Output every record word for word.

■ **Information supplied**
####

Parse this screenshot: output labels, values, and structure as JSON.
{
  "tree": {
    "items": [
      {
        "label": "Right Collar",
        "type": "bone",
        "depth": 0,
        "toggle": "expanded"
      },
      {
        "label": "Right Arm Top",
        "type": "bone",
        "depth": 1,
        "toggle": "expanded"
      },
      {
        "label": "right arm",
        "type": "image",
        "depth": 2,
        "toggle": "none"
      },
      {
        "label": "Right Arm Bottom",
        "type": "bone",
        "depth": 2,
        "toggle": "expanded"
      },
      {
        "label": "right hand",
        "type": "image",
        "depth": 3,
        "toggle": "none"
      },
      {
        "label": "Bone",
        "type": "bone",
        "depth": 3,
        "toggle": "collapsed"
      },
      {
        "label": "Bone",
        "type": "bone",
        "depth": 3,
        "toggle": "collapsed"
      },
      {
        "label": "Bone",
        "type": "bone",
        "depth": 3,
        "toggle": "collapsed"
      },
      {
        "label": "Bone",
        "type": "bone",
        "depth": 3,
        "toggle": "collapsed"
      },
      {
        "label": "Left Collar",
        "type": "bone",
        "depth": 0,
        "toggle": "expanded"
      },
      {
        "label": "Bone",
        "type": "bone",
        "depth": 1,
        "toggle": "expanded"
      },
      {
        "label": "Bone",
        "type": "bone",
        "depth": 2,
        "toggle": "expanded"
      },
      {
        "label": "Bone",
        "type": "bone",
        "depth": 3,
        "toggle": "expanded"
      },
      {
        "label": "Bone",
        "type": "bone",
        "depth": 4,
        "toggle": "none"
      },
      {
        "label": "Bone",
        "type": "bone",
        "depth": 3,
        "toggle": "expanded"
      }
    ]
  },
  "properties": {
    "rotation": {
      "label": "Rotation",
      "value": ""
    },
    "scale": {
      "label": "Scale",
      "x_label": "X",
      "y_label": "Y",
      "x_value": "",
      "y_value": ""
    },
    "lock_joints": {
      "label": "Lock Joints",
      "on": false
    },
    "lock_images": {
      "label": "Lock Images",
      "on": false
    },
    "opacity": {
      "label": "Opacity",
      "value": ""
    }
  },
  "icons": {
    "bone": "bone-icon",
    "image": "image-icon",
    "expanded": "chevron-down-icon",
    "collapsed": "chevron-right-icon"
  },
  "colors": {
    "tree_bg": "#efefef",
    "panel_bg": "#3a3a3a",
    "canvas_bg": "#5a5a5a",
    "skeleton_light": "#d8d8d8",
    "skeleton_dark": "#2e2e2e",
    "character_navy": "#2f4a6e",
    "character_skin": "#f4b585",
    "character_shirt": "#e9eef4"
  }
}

####

■ **Complete response**
Parse this screenshot: output labels, values, and structure as JSON.
{
  "tree": {
    "items": [
      {
        "label": "Right Collar",
        "type": "bone",
        "depth": 0,
        "toggle": "expanded"
      },
      {
        "label": "Right Arm Top",
        "type": "bone",
        "depth": 1,
        "toggle": "expanded"
      },
      {
        "label": "right arm",
        "type": "image",
        "depth": 2,
        "toggle": "none"
      },
      {
        "label": "Right Arm Bottom",
        "type": "bone",
        "depth": 2,
        "toggle": "expanded"
      },
      {
        "label": "right hand",
        "type": "image",
        "depth": 3,
        "toggle": "none"
      },
      {
        "label": "Bone",
        "type": "bone",
        "depth": 3,
        "toggle": "collapsed"
      },
      {
        "label": "Bone",
        "type": "bone",
        "depth": 3,
        "toggle": "collapsed"
      },
      {
        "label": "Bone",
        "type": "bone",
        "depth": 3,
        "toggle": "collapsed"
      },
      {
        "label": "Bone",
        "type": "bone",
        "depth": 3,
        "toggle": "collapsed"
      },
      {
        "label": "Left Collar",
        "type": "bone",
        "depth": 0,
        "toggle": "expanded"
      },
      {
        "label": "Bone",
        "type": "bone",
        "depth": 1,
        "toggle": "expanded"
      },
      {
        "label": "Bone",
        "type": "bone",
        "depth": 2,
        "toggle": "expanded"
      },
      {
        "label": "Bone",
        "type": "bone",
        "depth": 3,
        "toggle": "expanded"
      },
      {
        "label": "Bone",
        "type": "bone",
        "depth": 4,
        "toggle": "none"
      },
      {
        "label": "Bone",
        "type": "bone",
        "depth": 3,
        "toggle": "expanded"
      }
    ]
  },
  "properties": {
    "rotation": {
      "label": "Rotation",
      "value": ""
    },
    "scale": {
      "label": "Scale",
      "x_label": "X",
      "y_label": "Y",
      "x_value": "",
      "y_value": ""
    },
    "lock_joints": {
      "label": "Lock Joints",
      "on": false
    },
    "lock_images": {
      "label": "Lock Images",
      "on": false
    },
    "opacity": {
      "label": "Opacity",
      "value": ""
    }
  },
  "icons": {
    "bone": "bone-icon",
    "image": "image-icon",
    "expanded": "chevron-down-icon",
    "collapsed": "chevron-right-icon"
  },
  "colors": {
    "tree_bg": "#efefef",
    "panel_bg": "#3a3a3a",
    "canvas_bg": "#5a5a5a",
    "skeleton_light": "#d8d8d8",
    "skeleton_dark": "#2e2e2e",
    "character_navy": "#2f4a6e",
    "character_skin": "#f4b585",
    "character_shirt": "#e9eef4"
  }
}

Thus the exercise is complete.